## Task to complete
Each line that holds the word "CONTOUR" is to be identified and copied.
--*--
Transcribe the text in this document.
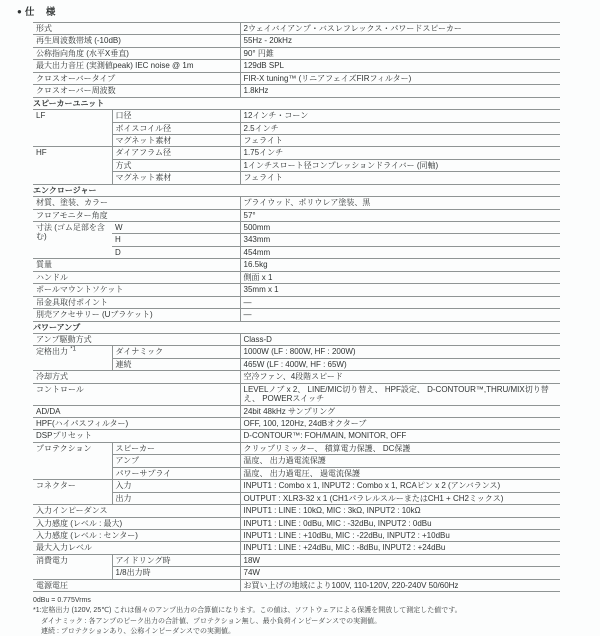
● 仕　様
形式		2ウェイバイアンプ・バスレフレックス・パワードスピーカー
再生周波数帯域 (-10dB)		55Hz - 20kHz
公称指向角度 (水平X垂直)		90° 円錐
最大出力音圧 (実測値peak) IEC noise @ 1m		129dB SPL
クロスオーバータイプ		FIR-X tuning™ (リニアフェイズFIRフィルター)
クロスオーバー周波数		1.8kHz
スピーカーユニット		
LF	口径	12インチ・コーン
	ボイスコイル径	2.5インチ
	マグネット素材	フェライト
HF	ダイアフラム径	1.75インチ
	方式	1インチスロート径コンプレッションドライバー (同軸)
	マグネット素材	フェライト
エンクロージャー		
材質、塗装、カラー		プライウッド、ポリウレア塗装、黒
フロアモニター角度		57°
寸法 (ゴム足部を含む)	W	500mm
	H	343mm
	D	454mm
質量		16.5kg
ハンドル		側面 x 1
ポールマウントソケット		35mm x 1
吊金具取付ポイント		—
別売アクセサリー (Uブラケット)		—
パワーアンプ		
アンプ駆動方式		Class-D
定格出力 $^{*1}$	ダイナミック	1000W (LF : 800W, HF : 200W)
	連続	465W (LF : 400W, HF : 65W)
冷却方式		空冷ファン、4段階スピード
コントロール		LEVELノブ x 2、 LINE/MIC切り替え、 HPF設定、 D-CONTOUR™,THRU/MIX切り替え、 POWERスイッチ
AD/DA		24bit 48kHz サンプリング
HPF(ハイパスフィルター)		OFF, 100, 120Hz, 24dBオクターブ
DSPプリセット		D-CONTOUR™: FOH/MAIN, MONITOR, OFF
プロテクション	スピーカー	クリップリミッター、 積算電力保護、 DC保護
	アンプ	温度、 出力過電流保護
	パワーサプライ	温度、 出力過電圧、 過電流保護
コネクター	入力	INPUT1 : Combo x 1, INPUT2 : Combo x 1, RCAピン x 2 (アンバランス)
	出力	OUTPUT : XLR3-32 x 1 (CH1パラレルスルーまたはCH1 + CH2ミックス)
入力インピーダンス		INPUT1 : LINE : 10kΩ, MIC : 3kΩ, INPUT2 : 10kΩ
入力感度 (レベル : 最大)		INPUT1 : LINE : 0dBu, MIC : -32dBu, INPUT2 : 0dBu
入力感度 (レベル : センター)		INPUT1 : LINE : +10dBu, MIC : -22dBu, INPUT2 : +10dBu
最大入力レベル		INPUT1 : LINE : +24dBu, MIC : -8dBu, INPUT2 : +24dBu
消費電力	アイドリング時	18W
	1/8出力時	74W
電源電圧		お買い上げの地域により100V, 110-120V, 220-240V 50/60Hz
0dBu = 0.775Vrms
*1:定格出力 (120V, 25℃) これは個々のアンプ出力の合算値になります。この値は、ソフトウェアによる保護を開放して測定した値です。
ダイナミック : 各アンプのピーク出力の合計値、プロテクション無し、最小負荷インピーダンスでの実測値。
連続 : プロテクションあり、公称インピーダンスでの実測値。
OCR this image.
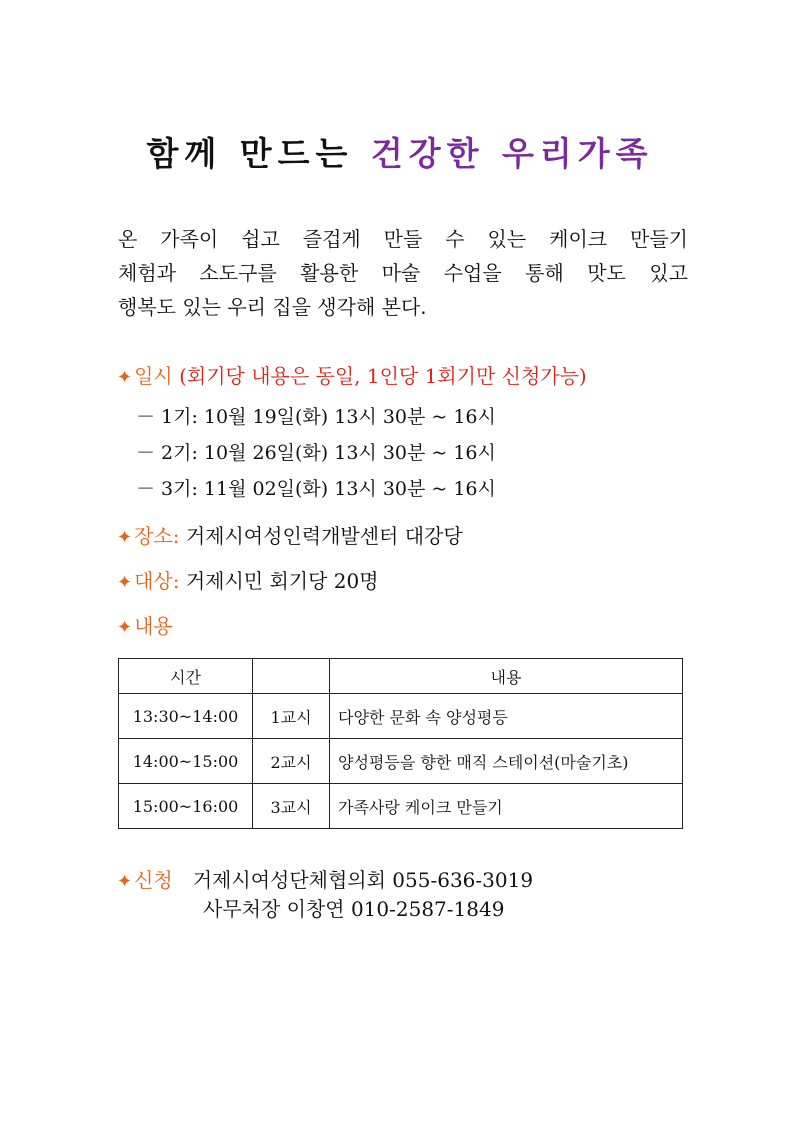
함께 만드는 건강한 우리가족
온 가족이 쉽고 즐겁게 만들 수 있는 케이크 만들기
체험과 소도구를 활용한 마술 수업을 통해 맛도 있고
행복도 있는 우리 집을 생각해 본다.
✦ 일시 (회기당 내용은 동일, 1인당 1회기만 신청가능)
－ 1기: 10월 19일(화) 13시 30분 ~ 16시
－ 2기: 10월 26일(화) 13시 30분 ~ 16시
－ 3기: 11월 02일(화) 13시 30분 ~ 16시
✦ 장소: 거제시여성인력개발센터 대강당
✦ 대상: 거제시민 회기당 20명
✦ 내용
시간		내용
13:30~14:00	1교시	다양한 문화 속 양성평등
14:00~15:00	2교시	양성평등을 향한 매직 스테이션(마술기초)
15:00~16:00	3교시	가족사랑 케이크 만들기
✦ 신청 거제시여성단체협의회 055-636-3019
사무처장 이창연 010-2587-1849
--*--
## Task solution
コントロール		LEVELノブ x 2、 LINE/MIC切り替え、 HPF設定、 D-CONTOUR™,THRU/MIX切り替え、 POWERスイッチ
DSPプリセット		D-CONTOUR™: FOH/MAIN, MONITOR, OFF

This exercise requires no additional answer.